** BEGIN Reading text **

# Blacklisted



## Uberdriver2710 (Jul 15, 2015)

Anyone else going to previously blacklisted restaurants just to see if, and how, things have changed?


----------



## MontcoUberDriver (Aug 14, 2018)

No.


----------



## Uberdriver2710 (Jul 15, 2015)

MontcoUberDriver said:


> No.


Oh, I see you are the adventurous type!:roflmao:


----------



## MontcoUberDriver (Aug 14, 2018)

Uberdriver2710 said:


> Oh, I see you are the adventurous type!:roflmao:


Just like the mob. Once you're in it's for life.


----------



## TCar (Aug 4, 2019)

NWO. Only eating from home. Which restaurants are blacklisted?


----------



## part-timer (Oct 5, 2015)

Nope, there is a reason they are on the black list....


----------



## Uberdriver2710 (Jul 15, 2015)

TCar said:


> NWO. Only eating from home. Which restaurants are blacklisted?

** END Reading text **

### Short problem 1
Starting at the first line of the rows and ending with the line that has "zoom-in-icon[interactable]: + — [121, 609, 129, 620]", replace "share-icon" with "export-icon" and write those rows out again with nothing else changed.
The forum thread and the rows have separate, unrelated sources.

** BEGIN Exercise data **

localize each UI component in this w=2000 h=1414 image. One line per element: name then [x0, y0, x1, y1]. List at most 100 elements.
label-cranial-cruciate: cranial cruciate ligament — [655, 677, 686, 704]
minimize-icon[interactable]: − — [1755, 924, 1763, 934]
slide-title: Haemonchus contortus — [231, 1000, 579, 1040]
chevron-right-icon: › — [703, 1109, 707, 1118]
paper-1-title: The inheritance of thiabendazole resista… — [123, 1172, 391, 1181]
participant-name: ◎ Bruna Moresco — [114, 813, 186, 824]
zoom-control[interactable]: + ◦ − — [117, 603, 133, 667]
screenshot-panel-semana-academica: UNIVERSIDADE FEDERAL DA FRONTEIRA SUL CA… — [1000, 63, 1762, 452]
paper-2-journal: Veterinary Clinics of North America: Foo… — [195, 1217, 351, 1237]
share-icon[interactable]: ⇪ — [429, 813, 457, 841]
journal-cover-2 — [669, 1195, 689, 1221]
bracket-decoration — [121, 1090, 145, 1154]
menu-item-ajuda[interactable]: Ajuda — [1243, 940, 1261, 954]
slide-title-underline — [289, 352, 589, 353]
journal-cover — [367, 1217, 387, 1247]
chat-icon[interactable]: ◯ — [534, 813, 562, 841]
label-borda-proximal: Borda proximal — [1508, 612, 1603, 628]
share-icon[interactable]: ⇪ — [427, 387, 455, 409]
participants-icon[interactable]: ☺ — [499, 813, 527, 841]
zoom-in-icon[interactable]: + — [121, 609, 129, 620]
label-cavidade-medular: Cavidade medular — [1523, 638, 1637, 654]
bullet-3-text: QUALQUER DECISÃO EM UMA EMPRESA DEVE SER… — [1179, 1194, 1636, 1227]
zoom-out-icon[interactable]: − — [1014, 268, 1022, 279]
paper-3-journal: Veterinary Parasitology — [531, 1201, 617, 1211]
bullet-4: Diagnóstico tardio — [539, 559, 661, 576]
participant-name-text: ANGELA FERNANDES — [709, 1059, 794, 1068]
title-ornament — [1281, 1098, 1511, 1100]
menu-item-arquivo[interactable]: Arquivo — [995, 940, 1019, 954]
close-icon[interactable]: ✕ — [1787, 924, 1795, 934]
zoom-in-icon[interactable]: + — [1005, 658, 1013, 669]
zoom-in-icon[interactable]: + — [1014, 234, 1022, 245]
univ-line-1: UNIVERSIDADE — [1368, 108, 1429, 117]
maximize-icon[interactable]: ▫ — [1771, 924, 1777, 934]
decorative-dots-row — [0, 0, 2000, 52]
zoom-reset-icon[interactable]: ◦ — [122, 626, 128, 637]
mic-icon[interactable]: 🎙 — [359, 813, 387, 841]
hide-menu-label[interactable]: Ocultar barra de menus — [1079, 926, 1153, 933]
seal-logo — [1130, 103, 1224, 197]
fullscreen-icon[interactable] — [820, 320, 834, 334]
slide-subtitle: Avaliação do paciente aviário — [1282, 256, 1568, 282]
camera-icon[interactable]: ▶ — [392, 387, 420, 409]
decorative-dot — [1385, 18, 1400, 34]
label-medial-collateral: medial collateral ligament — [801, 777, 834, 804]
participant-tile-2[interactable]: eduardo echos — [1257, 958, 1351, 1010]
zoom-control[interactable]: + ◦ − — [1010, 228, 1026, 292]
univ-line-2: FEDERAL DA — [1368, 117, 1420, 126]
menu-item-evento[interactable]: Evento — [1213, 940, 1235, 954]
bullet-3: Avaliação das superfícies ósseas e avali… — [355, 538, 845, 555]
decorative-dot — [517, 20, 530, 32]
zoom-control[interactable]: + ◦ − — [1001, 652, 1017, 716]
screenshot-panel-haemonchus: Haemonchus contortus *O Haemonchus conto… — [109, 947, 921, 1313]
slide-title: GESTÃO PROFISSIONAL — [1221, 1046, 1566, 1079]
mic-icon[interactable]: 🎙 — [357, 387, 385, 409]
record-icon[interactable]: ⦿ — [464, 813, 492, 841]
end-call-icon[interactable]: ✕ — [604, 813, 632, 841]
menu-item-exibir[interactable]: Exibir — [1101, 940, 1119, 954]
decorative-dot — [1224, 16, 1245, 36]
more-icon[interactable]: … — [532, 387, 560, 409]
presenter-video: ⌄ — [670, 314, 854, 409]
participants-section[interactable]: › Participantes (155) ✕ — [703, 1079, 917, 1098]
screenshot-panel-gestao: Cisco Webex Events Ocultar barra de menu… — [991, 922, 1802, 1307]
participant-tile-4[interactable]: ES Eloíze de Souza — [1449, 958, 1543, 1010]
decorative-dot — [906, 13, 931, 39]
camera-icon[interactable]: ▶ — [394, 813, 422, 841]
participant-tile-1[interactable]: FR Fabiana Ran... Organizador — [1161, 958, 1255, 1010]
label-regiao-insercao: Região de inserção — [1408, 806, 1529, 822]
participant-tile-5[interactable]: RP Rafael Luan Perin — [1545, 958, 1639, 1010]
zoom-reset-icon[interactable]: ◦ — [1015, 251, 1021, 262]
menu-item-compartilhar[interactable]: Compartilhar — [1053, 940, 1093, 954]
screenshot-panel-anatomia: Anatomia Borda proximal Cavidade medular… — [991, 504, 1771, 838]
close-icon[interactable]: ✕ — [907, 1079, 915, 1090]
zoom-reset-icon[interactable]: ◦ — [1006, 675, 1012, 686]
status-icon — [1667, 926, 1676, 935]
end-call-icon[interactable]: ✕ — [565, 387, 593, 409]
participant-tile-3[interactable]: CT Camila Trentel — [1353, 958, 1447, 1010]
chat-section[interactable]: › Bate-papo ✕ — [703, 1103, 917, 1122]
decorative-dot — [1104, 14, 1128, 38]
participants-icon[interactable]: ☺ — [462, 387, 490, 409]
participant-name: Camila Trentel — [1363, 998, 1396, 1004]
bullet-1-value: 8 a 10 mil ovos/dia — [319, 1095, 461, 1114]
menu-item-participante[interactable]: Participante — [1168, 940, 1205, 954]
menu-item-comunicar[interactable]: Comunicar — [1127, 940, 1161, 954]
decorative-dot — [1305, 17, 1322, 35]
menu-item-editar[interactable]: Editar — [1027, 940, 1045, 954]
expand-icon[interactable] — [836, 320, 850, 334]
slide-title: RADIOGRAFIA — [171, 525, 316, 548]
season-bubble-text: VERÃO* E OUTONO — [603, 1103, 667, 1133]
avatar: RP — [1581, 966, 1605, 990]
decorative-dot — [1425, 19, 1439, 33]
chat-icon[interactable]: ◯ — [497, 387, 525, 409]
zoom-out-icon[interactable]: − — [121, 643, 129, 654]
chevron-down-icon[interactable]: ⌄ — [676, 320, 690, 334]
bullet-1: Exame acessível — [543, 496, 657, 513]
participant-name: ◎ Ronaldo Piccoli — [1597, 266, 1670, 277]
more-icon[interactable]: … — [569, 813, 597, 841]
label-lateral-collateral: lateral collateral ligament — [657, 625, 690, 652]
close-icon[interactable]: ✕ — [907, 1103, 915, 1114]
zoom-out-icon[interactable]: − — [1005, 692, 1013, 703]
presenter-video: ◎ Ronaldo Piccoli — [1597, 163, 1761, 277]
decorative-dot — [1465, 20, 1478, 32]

** END Exercise data **

### Short problem 2
Summarize the forum thread in two sentences.

### Full output 1
localize each UI component in this w=2000 h=1414 image. One line per element: name then [x0, y0, x1, y1]. List at most 100 elements.
label-cranial-cruciate: cranial cruciate ligament — [655, 677, 686, 704]
minimize-icon[interactable]: − — [1755, 924, 1763, 934]
slide-title: Haemonchus contortus — [231, 1000, 579, 1040]
chevron-right-icon: › — [703, 1109, 707, 1118]
paper-1-title: The inheritance of thiabendazole resista… — [123, 1172, 391, 1181]
participant-name: ◎ Bruna Moresco — [114, 813, 186, 824]
zoom-control[interactable]: + ◦ − — [117, 603, 133, 667]
screenshot-panel-semana-academica: UNIVERSIDADE FEDERAL DA FRONTEIRA SUL CA… — [1000, 63, 1762, 452]
paper-2-journal: Veterinary Clinics of North America: Foo… — [195, 1217, 351, 1237]
export-icon[interactable]: ⇪ — [429, 813, 457, 841]
journal-cover-2 — [669, 1195, 689, 1221]
bracket-decoration — [121, 1090, 145, 1154]
menu-item-ajuda[interactable]: Ajuda — [1243, 940, 1261, 954]
slide-title-underline — [289, 352, 589, 353]
journal-cover — [367, 1217, 387, 1247]
chat-icon[interactable]: ◯ — [534, 813, 562, 841]
label-borda-proximal: Borda proximal — [1508, 612, 1603, 628]
export-icon[interactable]: ⇪ — [427, 387, 455, 409]
participants-icon[interactable]: ☺ — [499, 813, 527, 841]
zoom-in-icon[interactable]: + — [121, 609, 129, 620]

### Full output 2
Uberdriver2710 asks whether anyone goes to previously blacklisted restaurants to see if and how things have changed, and MontcoUberDriver answers no, likening it to the mob, where once you're in it's for life. TCar says they eat only from home and asks which restaurants are blacklisted, while part-timer also declines, saying there is a reason they are on the black list.